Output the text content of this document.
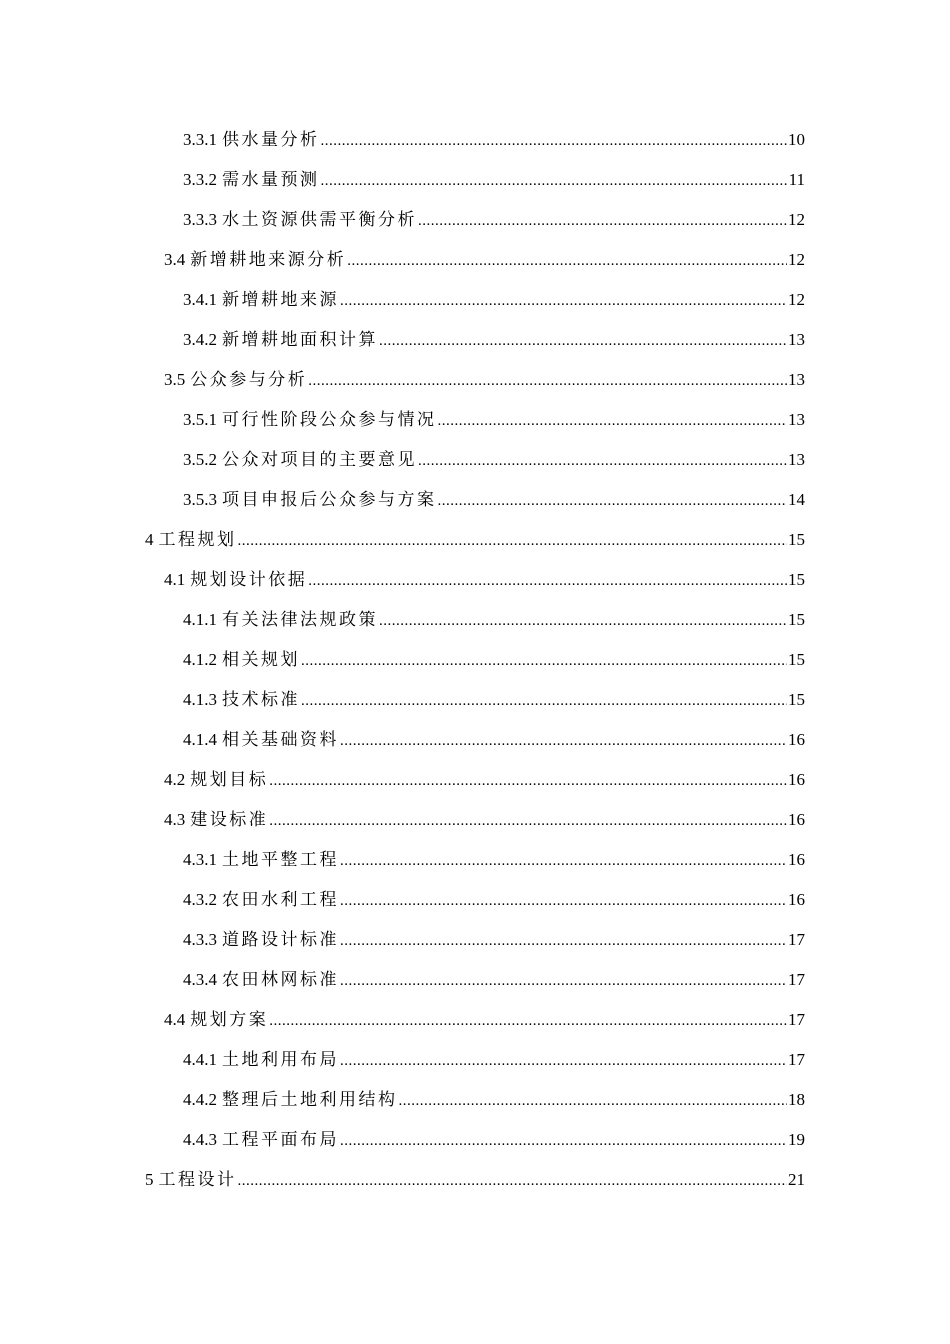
3.3.1 供水量分析 .....	10
3.3.2 需水量预测 .....	11
3.3.3 水土资源供需平衡分析 .....	12
3.4 新增耕地来源分析 .....	12
3.4.1 新增耕地来源 .....	12
3.4.2 新增耕地面积计算 .....	13
3.5 公众参与分析 .....	13
3.5.1 可行性阶段公众参与情况 .....	13
3.5.2 公众对项目的主要意见 .....	13
3.5.3 项目申报后公众参与方案 .....	14
4 工程规划 .....	15
4.1 规划设计依据 .....	15
4.1.1 有关法律法规政策 .....	15
4.1.2 相关规划 .....	15
4.1.3 技术标准 .....	15
4.1.4 相关基础资料 .....	16
4.2 规划目标 .....	16
4.3 建设标准 .....	16
4.3.1 土地平整工程 .....	16
4.3.2 农田水利工程 .....	16
4.3.3 道路设计标准 .....	17
4.3.4 农田林网标准 .....	17
4.4 规划方案 .....	17
4.4.1 土地利用布局 .....	17
4.4.2 整理后土地利用结构 .....	18
4.4.3 工程平面布局 .....	19
5 工程设计 .....	21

---------------

**DO THIS:**
Your task is to set down the records shown above exactly, minus any pictures.

**OUTPUT OF THE TASK:**
Output the text content of this document.
3.3.1 供水量分析 .....	10
3.3.2 需水量预测 .....	11
3.3.3 水土资源供需平衡分析 .....	12
3.4 新增耕地来源分析 .....	12
3.4.1 新增耕地来源 .....	12
3.4.2 新增耕地面积计算 .....	13
3.5 公众参与分析 .....	13
3.5.1 可行性阶段公众参与情况 .....	13
3.5.2 公众对项目的主要意见 .....	13
3.5.3 项目申报后公众参与方案 .....	14
4 工程规划 .....	15
4.1 规划设计依据 .....	15
4.1.1 有关法律法规政策 .....	15
4.1.2 相关规划 .....	15
4.1.3 技术标准 .....	15
4.1.4 相关基础资料 .....	16
4.2 规划目标 .....	16
4.3 建设标准 .....	16
4.3.1 土地平整工程 .....	16
4.3.2 农田水利工程 .....	16
4.3.3 道路设计标准 .....	17
4.3.4 农田林网标准 .....	17
4.4 规划方案 .....	17
4.4.1 土地利用布局 .....	17
4.4.2 整理后土地利用结构 .....	18
4.4.3 工程平面布局 .....	19
5 工程设计 .....	21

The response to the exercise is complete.